■ AIM OF THE EXERCISE
Restate the whole of the material. Keep every word, and drop the pictures.

Entries from a visual dataset:
::::

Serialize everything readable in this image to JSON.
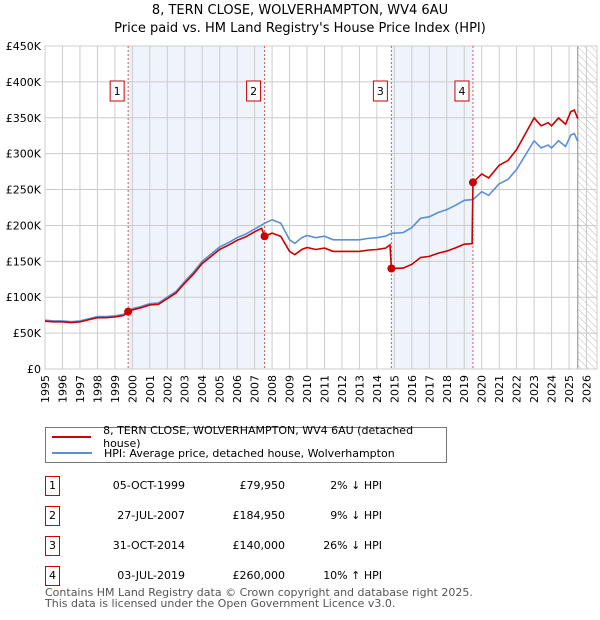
{
  "title": "8, TERN CLOSE, WOLVERHAMPTON, WV4 6AU",
  "subtitle": "Price paid vs. HM Land Registry's House Price Index (HPI)",
  "chart_data": {
    "type": "line",
    "xlim": [
      1995,
      2026.6
    ],
    "ylim": [
      0,
      450000
    ],
    "xticks": [
      "1995",
      "1996",
      "1997",
      "1998",
      "1999",
      "2000",
      "2001",
      "2002",
      "2003",
      "2004",
      "2005",
      "2006",
      "2007",
      "2008",
      "2009",
      "2010",
      "2011",
      "2012",
      "2013",
      "2014",
      "2015",
      "2016",
      "2017",
      "2018",
      "2019",
      "2020",
      "2021",
      "2022",
      "2023",
      "2024",
      "2025",
      "2026"
    ],
    "yticks": [
      {
        "v": 0,
        "label": "£0"
      },
      {
        "v": 50000,
        "label": "£50K"
      },
      {
        "v": 100000,
        "label": "£100K"
      },
      {
        "v": 150000,
        "label": "£150K"
      },
      {
        "v": 200000,
        "label": "£200K"
      },
      {
        "v": 250000,
        "label": "£250K"
      },
      {
        "v": 300000,
        "label": "£300K"
      },
      {
        "v": 350000,
        "label": "£350K"
      },
      {
        "v": 400000,
        "label": "£400K"
      },
      {
        "v": 450000,
        "label": "£450K"
      }
    ],
    "grid": true,
    "shaded_ranges": [
      [
        1999.76,
        2007.57
      ],
      [
        2014.83,
        2019.5
      ]
    ],
    "future_hatch_from": 2025.5,
    "series": [
      {
        "name": "8, TERN CLOSE, WOLVERHAMPTON, WV4 6AU (detached house)",
        "color": "#cc0000",
        "x": [
          1995,
          1995.5,
          1996,
          1996.5,
          1997,
          1997.5,
          1998,
          1998.5,
          1999,
          1999.5,
          1999.76,
          2000,
          2000.5,
          2001,
          2001.5,
          2002,
          2002.5,
          2003,
          2003.5,
          2004,
          2004.5,
          2005,
          2005.5,
          2006,
          2006.5,
          2007,
          2007.4,
          2007.57,
          2008,
          2008.5,
          2009,
          2009.3,
          2009.7,
          2010,
          2010.5,
          2011,
          2011.5,
          2012,
          2012.5,
          2013,
          2013.5,
          2014,
          2014.5,
          2014.75,
          2014.83,
          2015.5,
          2016,
          2016.5,
          2017,
          2017.5,
          2018,
          2018.5,
          2019,
          2019.45,
          2019.5,
          2020,
          2020.4,
          2021,
          2021.5,
          2022,
          2022.5,
          2023,
          2023.4,
          2023.8,
          2024,
          2024.4,
          2024.8,
          2025.1,
          2025.3,
          2025.5
        ],
        "y": [
          66600,
          65700,
          65700,
          64700,
          65700,
          68600,
          71500,
          71500,
          72500,
          74500,
          79950,
          82300,
          85300,
          89200,
          90200,
          98000,
          105800,
          119600,
          132300,
          147000,
          156800,
          166600,
          172500,
          179300,
          184200,
          191100,
          196000,
          184950,
          189300,
          184700,
          163800,
          159300,
          166500,
          169300,
          166500,
          168400,
          163800,
          163800,
          163800,
          163800,
          165600,
          166500,
          168400,
          172900,
          140000,
          140600,
          145800,
          155400,
          156900,
          161300,
          164300,
          168700,
          173900,
          174600,
          260000,
          271700,
          266200,
          283800,
          290400,
          305800,
          327800,
          349800,
          338800,
          343200,
          338800,
          349800,
          341000,
          358600,
          360800,
          348700
        ]
      },
      {
        "name": "HPI: Average price, detached house, Wolverhampton",
        "color": "#5b8fd4",
        "x": [
          1995,
          1995.5,
          1996,
          1996.5,
          1997,
          1997.5,
          1998,
          1998.5,
          1999,
          1999.5,
          1999.76,
          2000,
          2000.5,
          2001,
          2001.5,
          2002,
          2002.5,
          2003,
          2003.5,
          2004,
          2004.5,
          2005,
          2005.5,
          2006,
          2006.5,
          2007,
          2007.57,
          2008,
          2008.5,
          2009,
          2009.3,
          2009.7,
          2010,
          2010.5,
          2011,
          2011.5,
          2012,
          2012.5,
          2013,
          2013.5,
          2014,
          2014.5,
          2014.83,
          2015.5,
          2016,
          2016.5,
          2017,
          2017.5,
          2018,
          2018.5,
          2019,
          2019.5,
          2020,
          2020.4,
          2021,
          2021.5,
          2022,
          2022.5,
          2023,
          2023.4,
          2023.8,
          2024,
          2024.4,
          2024.8,
          2025.1,
          2025.3,
          2025.5
        ],
        "y": [
          68000,
          67000,
          67000,
          66000,
          67000,
          70000,
          73000,
          73000,
          74000,
          76000,
          81600,
          84000,
          87000,
          91000,
          92000,
          100000,
          108000,
          122000,
          135000,
          150000,
          160000,
          170000,
          176000,
          183000,
          188000,
          195000,
          203000,
          208000,
          203000,
          180000,
          175000,
          183000,
          186000,
          183000,
          185000,
          180000,
          180000,
          180000,
          180000,
          182000,
          183000,
          185000,
          189000,
          190000,
          197000,
          210000,
          212000,
          218000,
          222000,
          228000,
          235000,
          236000,
          247000,
          242000,
          258000,
          264000,
          278000,
          298000,
          318000,
          308000,
          312000,
          308000,
          318000,
          310000,
          326000,
          328000,
          317000
        ]
      }
    ],
    "sales": [
      {
        "label": "1",
        "x": 1999.76,
        "y": 79950
      },
      {
        "label": "2",
        "x": 2007.57,
        "y": 184950
      },
      {
        "label": "3",
        "x": 2014.83,
        "y": 140000
      },
      {
        "label": "4",
        "x": 2019.5,
        "y": 260000
      }
    ]
  },
  "legend": [
    {
      "label": "8, TERN CLOSE, WOLVERHAMPTON, WV4 6AU (detached house)",
      "color": "#cc0000"
    },
    {
      "label": "HPI: Average price, detached house, Wolverhampton",
      "color": "#5b8fd4"
    }
  ],
  "transactions": [
    {
      "num": "1",
      "date": "05-OCT-1999",
      "price": "£79,950",
      "hpi": "2% ↓ HPI"
    },
    {
      "num": "2",
      "date": "27-JUL-2007",
      "price": "£184,950",
      "hpi": "9% ↓ HPI"
    },
    {
      "num": "3",
      "date": "31-OCT-2014",
      "price": "£140,000",
      "hpi": "26% ↓ HPI"
    },
    {
      "num": "4",
      "date": "03-JUL-2019",
      "price": "£260,000",
      "hpi": "10% ↑ HPI"
    }
  ],
  "footer": {
    "line1": "Contains HM Land Registry data © Crown copyright and database right 2025.",
    "line2": "This data is licensed under the Open Government Licence v3.0."
  }
}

::::

■ ANSWER IN FULL
Serialize everything readable in this image to JSON.
{
  "title": "8, TERN CLOSE, WOLVERHAMPTON, WV4 6AU",
  "subtitle": "Price paid vs. HM Land Registry's House Price Index (HPI)",
  "chart_data": {
    "type": "line",
    "xlim": [
      1995,
      2026.6
    ],
    "ylim": [
      0,
      450000
    ],
    "xticks": [
      "1995",
      "1996",
      "1997",
      "1998",
      "1999",
      "2000",
      "2001",
      "2002",
      "2003",
      "2004",
      "2005",
      "2006",
      "2007",
      "2008",
      "2009",
      "2010",
      "2011",
      "2012",
      "2013",
      "2014",
      "2015",
      "2016",
      "2017",
      "2018",
      "2019",
      "2020",
      "2021",
      "2022",
      "2023",
      "2024",
      "2025",
      "2026"
    ],
    "yticks": [
      {
        "v": 0,
        "label": "£0"
      },
      {
        "v": 50000,
        "label": "£50K"
      },
      {
        "v": 100000,
        "label": "£100K"
      },
      {
        "v": 150000,
        "label": "£150K"
      },
      {
        "v": 200000,
        "label": "£200K"
      },
      {
        "v": 250000,
        "label": "£250K"
      },
      {
        "v": 300000,
        "label": "£300K"
      },
      {
        "v": 350000,
        "label": "£350K"
      },
      {
        "v": 400000,
        "label": "£400K"
      },
      {
        "v": 450000,
        "label": "£450K"
      }
    ],
    "grid": true,
    "shaded_ranges": [
      [
        1999.76,
        2007.57
      ],
      [
        2014.83,
        2019.5
      ]
    ],
    "future_hatch_from": 2025.5,
    "series": [
      {
        "name": "8, TERN CLOSE, WOLVERHAMPTON, WV4 6AU (detached house)",
        "color": "#cc0000",
        "x": [
          1995,
          1995.5,
          1996,
          1996.5,
          1997,
          1997.5,
          1998,
          1998.5,
          1999,
          1999.5,
          1999.76,
          2000,
          2000.5,
          2001,
          2001.5,
          2002,
          2002.5,
          2003,
          2003.5,
          2004,
          2004.5,
          2005,
          2005.5,
          2006,
          2006.5,
          2007,
          2007.4,
          2007.57,
          2008,
          2008.5,
          2009,
          2009.3,
          2009.7,
          2010,
          2010.5,
          2011,
          2011.5,
          2012,
          2012.5,
          2013,
          2013.5,
          2014,
          2014.5,
          2014.75,
          2014.83,
          2015.5,
          2016,
          2016.5,
          2017,
          2017.5,
          2018,
          2018.5,
          2019,
          2019.45,
          2019.5,
          2020,
          2020.4,
          2021,
          2021.5,
          2022,
          2022.5,
          2023,
          2023.4,
          2023.8,
          2024,
          2024.4,
          2024.8,
          2025.1,
          2025.3,
          2025.5
        ],
        "y": [
          66600,
          65700,
          65700,
          64700,
          65700,
          68600,
          71500,
          71500,
          72500,
          74500,
          79950,
          82300,
          85300,
          89200,
          90200,
          98000,
          105800,
          119600,
          132300,
          147000,
          156800,
          166600,
          172500,
          179300,
          184200,
          191100,
          196000,
          184950,
          189300,
          184700,
          163800,
          159300,
          166500,
          169300,
          166500,
          168400,
          163800,
          163800,
          163800,
          163800,
          165600,
          166500,
          168400,
          172900,
          140000,
          140600,
          145800,
          155400,
          156900,
          161300,
          164300,
          168700,
          173900,
          174600,
          260000,
          271700,
          266200,
          283800,
          290400,
          305800,
          327800,
          349800,
          338800,
          343200,
          338800,
          349800,
          341000,
          358600,
          360800,
          348700
        ]
      },
      {
        "name": "HPI: Average price, detached house, Wolverhampton",
        "color": "#5b8fd4",
        "x": [
          1995,
          1995.5,
          1996,
          1996.5,
          1997,
          1997.5,
          1998,
          1998.5,
          1999,
          1999.5,
          1999.76,
          2000,
          2000.5,
          2001,
          2001.5,
          2002,
          2002.5,
          2003,
          2003.5,
          2004,
          2004.5,
          2005,
          2005.5,
          2006,
          2006.5,
          2007,
          2007.57,
          2008,
          2008.5,
          2009,
          2009.3,
          2009.7,
          2010,
          2010.5,
          2011,
          2011.5,
          2012,
          2012.5,
          2013,
          2013.5,
          2014,
          2014.5,
          2014.83,
          2015.5,
          2016,
          2016.5,
          2017,
          2017.5,
          2018,
          2018.5,
          2019,
          2019.5,
          2020,
          2020.4,
          2021,
          2021.5,
          2022,
          2022.5,
          2023,
          2023.4,
          2023.8,
          2024,
          2024.4,
          2024.8,
          2025.1,
          2025.3,
          2025.5
        ],
        "y": [
          68000,
          67000,
          67000,
          66000,
          67000,
          70000,
          73000,
          73000,
          74000,
          76000,
          81600,
          84000,
          87000,
          91000,
          92000,
          100000,
          108000,
          122000,
          135000,
          150000,
          160000,
          170000,
          176000,
          183000,
          188000,
          195000,
          203000,
          208000,
          203000,
          180000,
          175000,
          183000,
          186000,
          183000,
          185000,
          180000,
          180000,
          180000,
          180000,
          182000,
          183000,
          185000,
          189000,
          190000,
          197000,
          210000,
          212000,
          218000,
          222000,
          228000,
          235000,
          236000,
          247000,
          242000,
          258000,
          264000,
          278000,
          298000,
          318000,
          308000,
          312000,
          308000,
          318000,
          310000,
          326000,
          328000,
          317000
        ]
      }
    ],
    "sales": [
      {
        "label": "1",
        "x": 1999.76,
        "y": 79950
      },
      {
        "label": "2",
        "x": 2007.57,
        "y": 184950
      },
      {
        "label": "3",
        "x": 2014.83,
        "y": 140000
      },
      {
        "label": "4",
        "x": 2019.5,
        "y": 260000
      }
    ]
  },
  "legend": [
    {
      "label": "8, TERN CLOSE, WOLVERHAMPTON, WV4 6AU (detached house)",
      "color": "#cc0000"
    },
    {
      "label": "HPI: Average price, detached house, Wolverhampton",
      "color": "#5b8fd4"
    }
  ],
  "transactions": [
    {
      "num": "1",
      "date": "05-OCT-1999",
      "price": "£79,950",
      "hpi": "2% ↓ HPI"
    },
    {
      "num": "2",
      "date": "27-JUL-2007",
      "price": "£184,950",
      "hpi": "9% ↓ HPI"
    },
    {
      "num": "3",
      "date": "31-OCT-2014",
      "price": "£140,000",
      "hpi": "26% ↓ HPI"
    },
    {
      "num": "4",
      "date": "03-JUL-2019",
      "price": "£260,000",
      "hpi": "10% ↑ HPI"
    }
  ],
  "footer": {
    "line1": "Contains HM Land Registry data © Crown copyright and database right 2025.",
    "line2": "This data is licensed under the Open Government Licence v3.0."
  }
}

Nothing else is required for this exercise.